_Exercise directions_
Select, from the data, each line where "Youth" occurs.

***** Data records *****

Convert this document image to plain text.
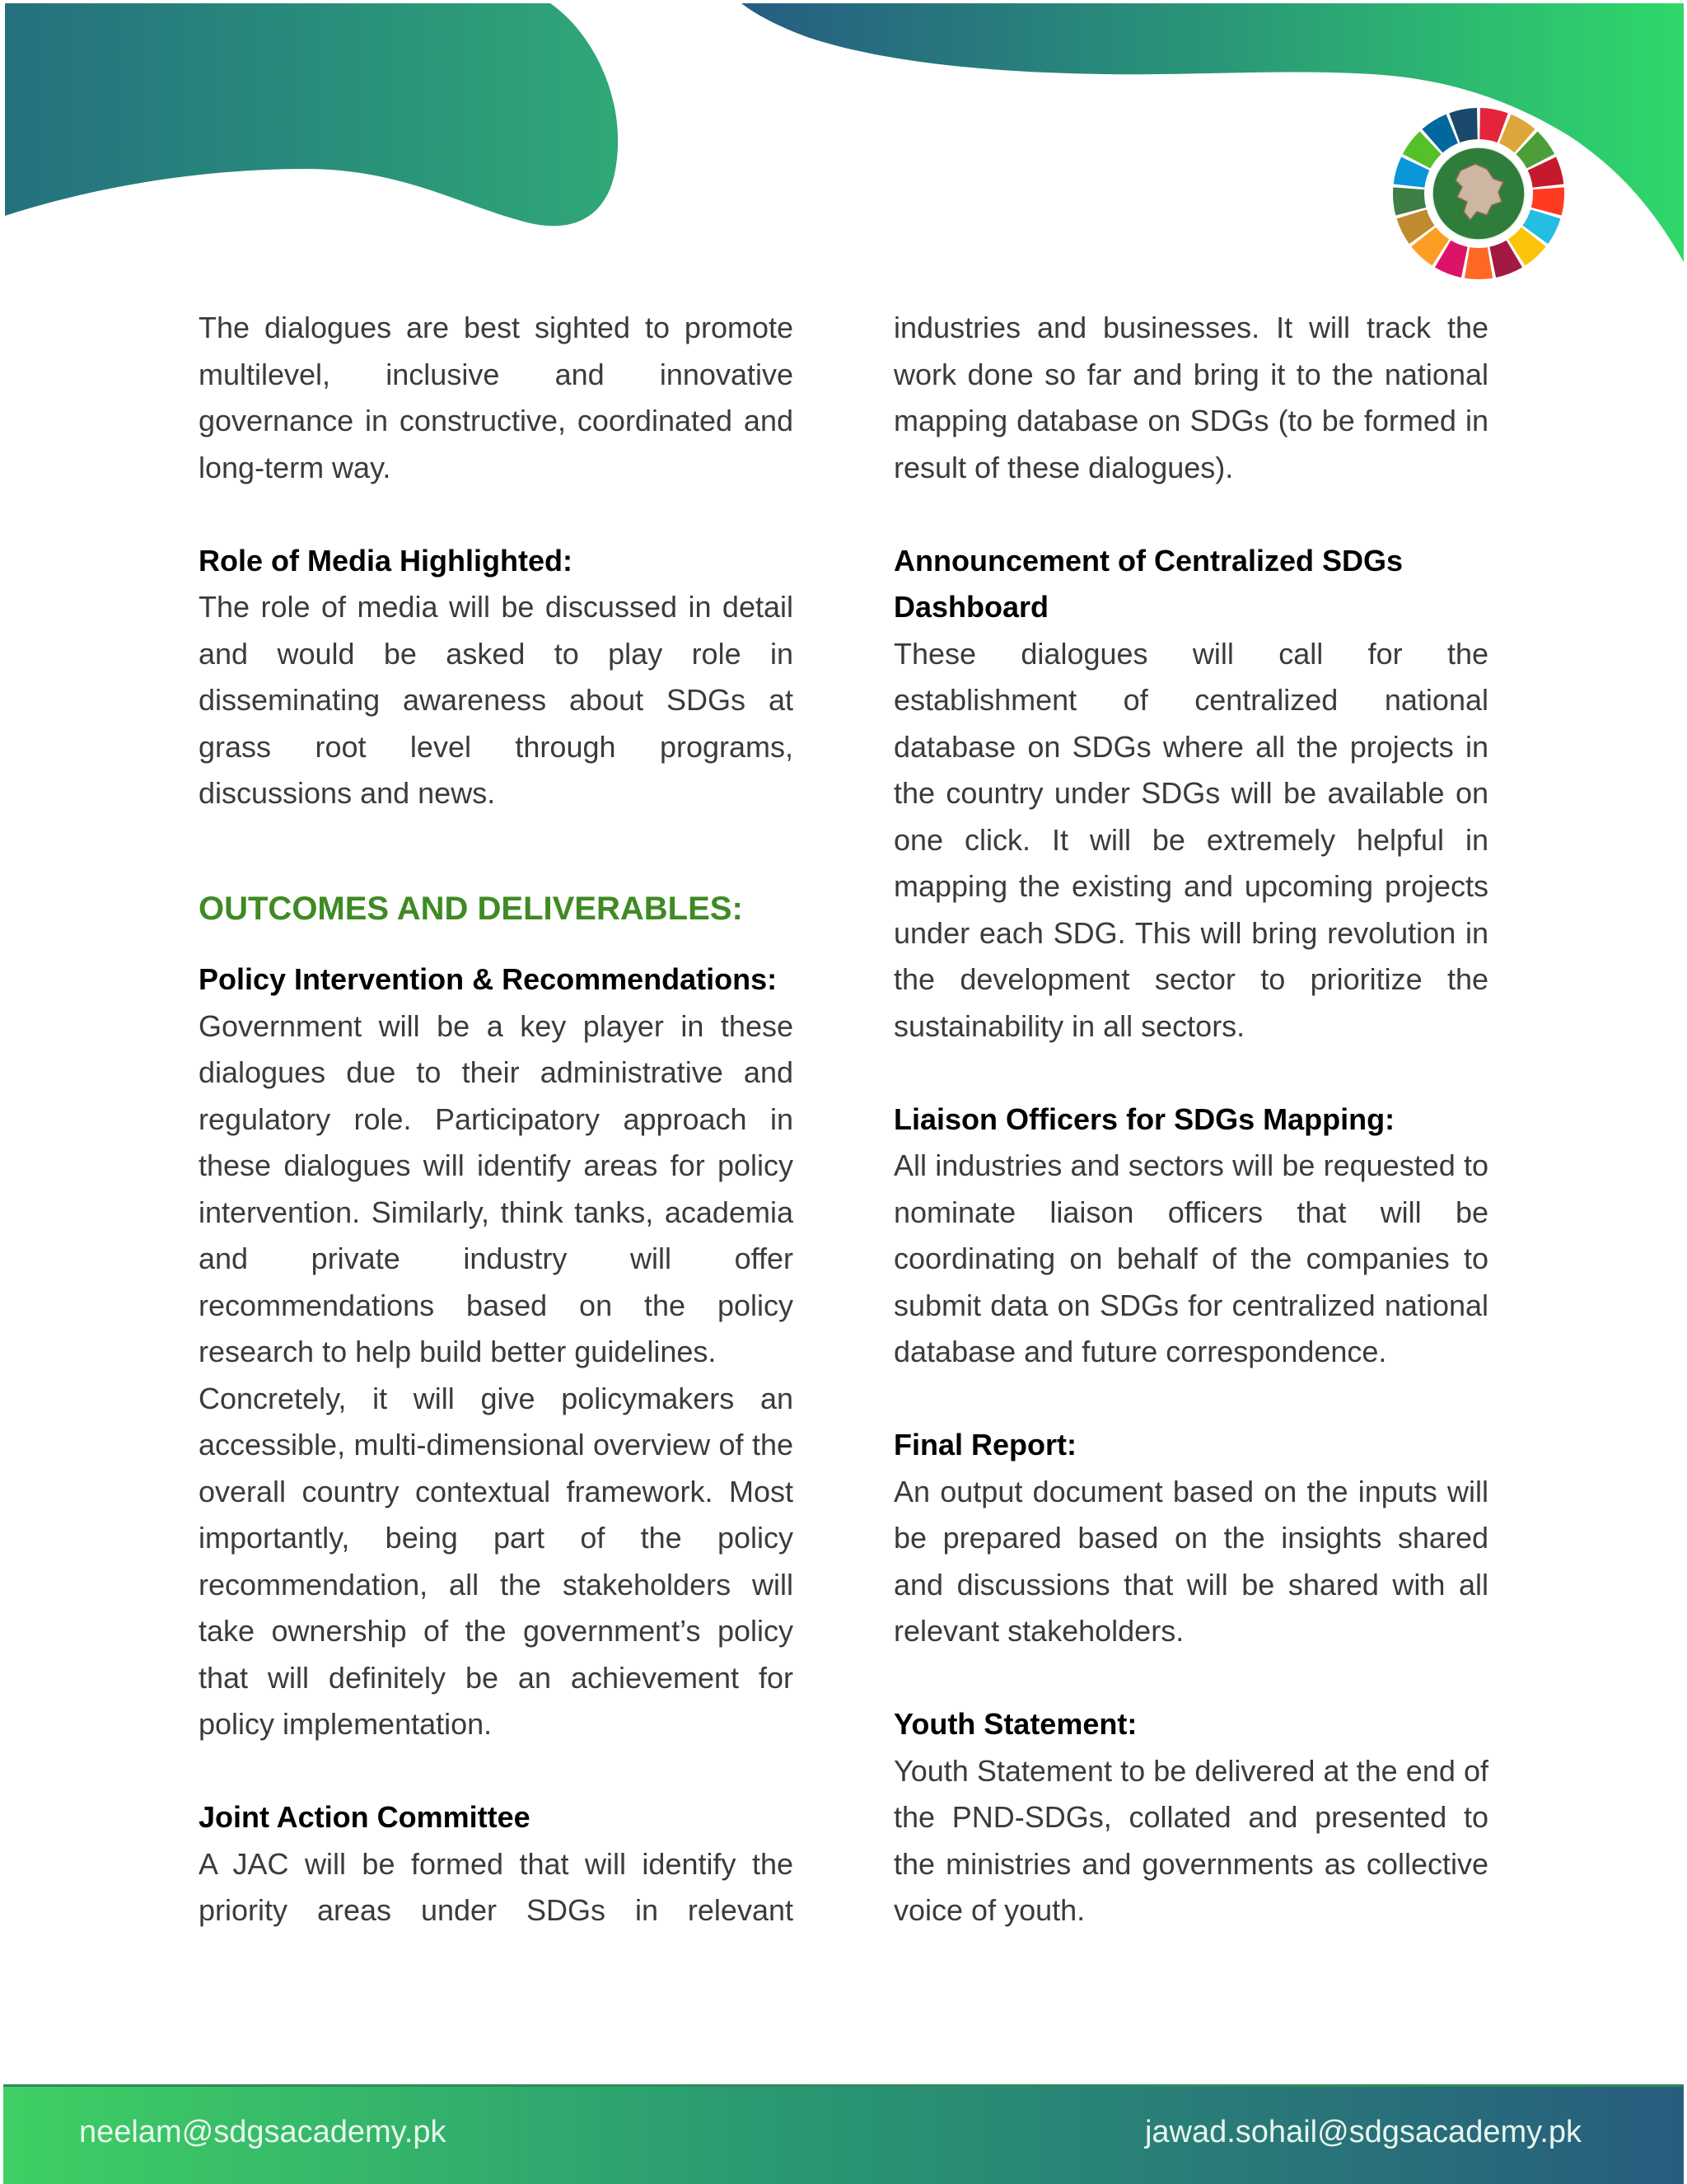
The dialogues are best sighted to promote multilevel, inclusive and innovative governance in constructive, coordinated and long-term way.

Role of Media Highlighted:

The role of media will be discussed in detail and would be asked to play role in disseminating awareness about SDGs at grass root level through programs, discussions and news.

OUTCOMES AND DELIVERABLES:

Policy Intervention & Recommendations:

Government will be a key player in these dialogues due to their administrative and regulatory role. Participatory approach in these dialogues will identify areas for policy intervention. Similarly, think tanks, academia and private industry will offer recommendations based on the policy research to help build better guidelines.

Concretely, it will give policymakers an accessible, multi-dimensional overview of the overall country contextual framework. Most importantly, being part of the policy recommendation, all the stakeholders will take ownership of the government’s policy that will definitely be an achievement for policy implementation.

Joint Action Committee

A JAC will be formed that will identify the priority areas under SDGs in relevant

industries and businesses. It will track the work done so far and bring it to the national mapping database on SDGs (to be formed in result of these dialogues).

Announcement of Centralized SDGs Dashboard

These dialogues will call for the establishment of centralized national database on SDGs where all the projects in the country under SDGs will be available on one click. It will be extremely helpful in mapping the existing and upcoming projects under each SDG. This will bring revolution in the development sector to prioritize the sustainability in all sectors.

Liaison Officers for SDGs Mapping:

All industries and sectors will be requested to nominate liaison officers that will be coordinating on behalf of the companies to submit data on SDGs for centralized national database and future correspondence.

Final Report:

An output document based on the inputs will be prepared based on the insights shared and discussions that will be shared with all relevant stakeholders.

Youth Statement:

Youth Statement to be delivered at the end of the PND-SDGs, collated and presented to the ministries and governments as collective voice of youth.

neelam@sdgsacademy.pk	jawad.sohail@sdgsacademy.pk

*****

_Solution below_
Youth Statement:
Youth Statement to be delivered at the end of the PND-SDGs, collated and presented to the ministries and governments as collective voice of youth.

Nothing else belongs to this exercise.